- **EXERCISE TASKS**:
(a) Answer these questions from the Mumbai rainfall report:
(i) How old was the woman killed in the short-circuit incident in Santacruz?
(ii) What was the highest single-day July rainfall at Santacruz in the past decade, and on what date did it fall?
(iii) What range of rainfall does the weather department define as very heavy within a 24-hour period?
(b) Return the stretch of the Mumbai rainfall report from "IMD’s coastal observatory" through "a 24-hour period.", copied word for word.

- **SUPPLIED PASSAGE**:
Of this, 210 mm fell between 2.30 am and 4 am. Between 8.30 am and 5.30 am, Santacruz received 14.1 mm of rain…reports Asian Lite News

Life was thrown out of gear on Monday in Mumbai as it received over 300 millimetres of rain within 24 hours till Monday morning — its first heavy rainfall of the season, with traffic chaos and train cancellations across the city. Schools were closed and the government issued an advisory urging people to avoid unnecessary travel.

A 72-year-old woman was killed in a short-circuit incident reported in Santacruz, while another woman was severely injured in Belapur while attempting to board an overcrowded train on the Harbour Line.

The downpour that began around Sunday midnight intensified during the early Monday with Indian Meteorology Department’s (IMD) Santacruz observatory recording 268 mm of rainfall in 24 hours ending at 8.25 am on Monday — the highest single-day rainfall for July since 2019.

Of this, 210 mm fell between 2.30 am and 4 am. Between 8.30 am and 5.30 am, Santacruz received 14.1 mm of rain.

The 268 mm recorded at Santacruz on Monday marked the second-highest single-day July rainfall in a decade. The highest was 375.2 mm on July 2, 2019, with the all-time record of 944.2 mm during the infamous July 26, 2005 deluge.

IMD’s coastal observatory at Colaba recorded 84 mm rain by 8.25 am on Monday, with an additional 101.8 mm between 8.30 am and 5.30 am. The weather department defines very heavy rainfall as 115.6 mm to 204.4 mm within a 24-hour period.

- **COLLECTED MATERIAL**:
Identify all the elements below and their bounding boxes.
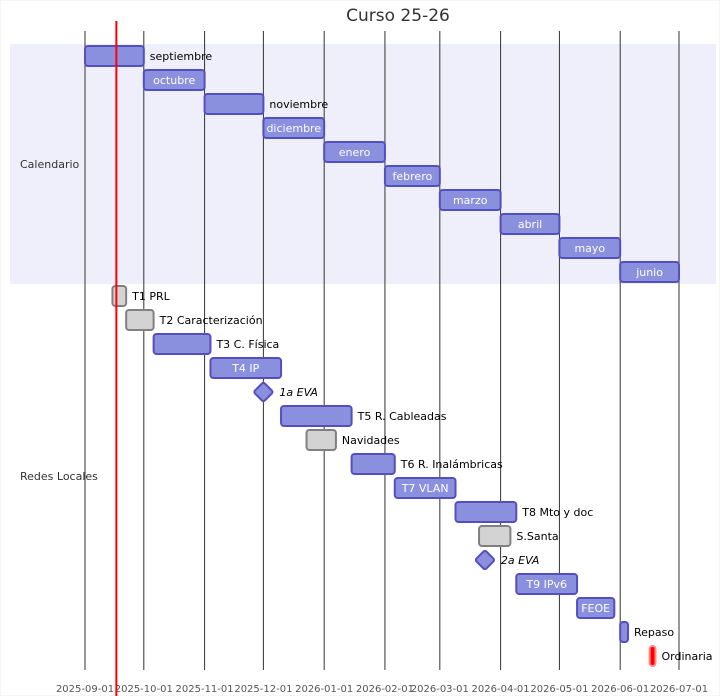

- **RESPONSES TO THE EXERCISE**:
(a)
(i) She was 72 years old.
(ii) It was 375.2 mm, on July 2, 2019.
(iii) Very heavy rainfall is 115.6 mm to 204.4 mm within a 24-hour period.

(b)
IMD’s coastal observatory at Colaba recorded 84 mm rain by 8.25 am on Monday, with an additional 101.8 mm between 8.30 am and 5.30 am. The weather department defines very heavy rainfall as 115.6 mm to 204.4 mm within a 24-hour period.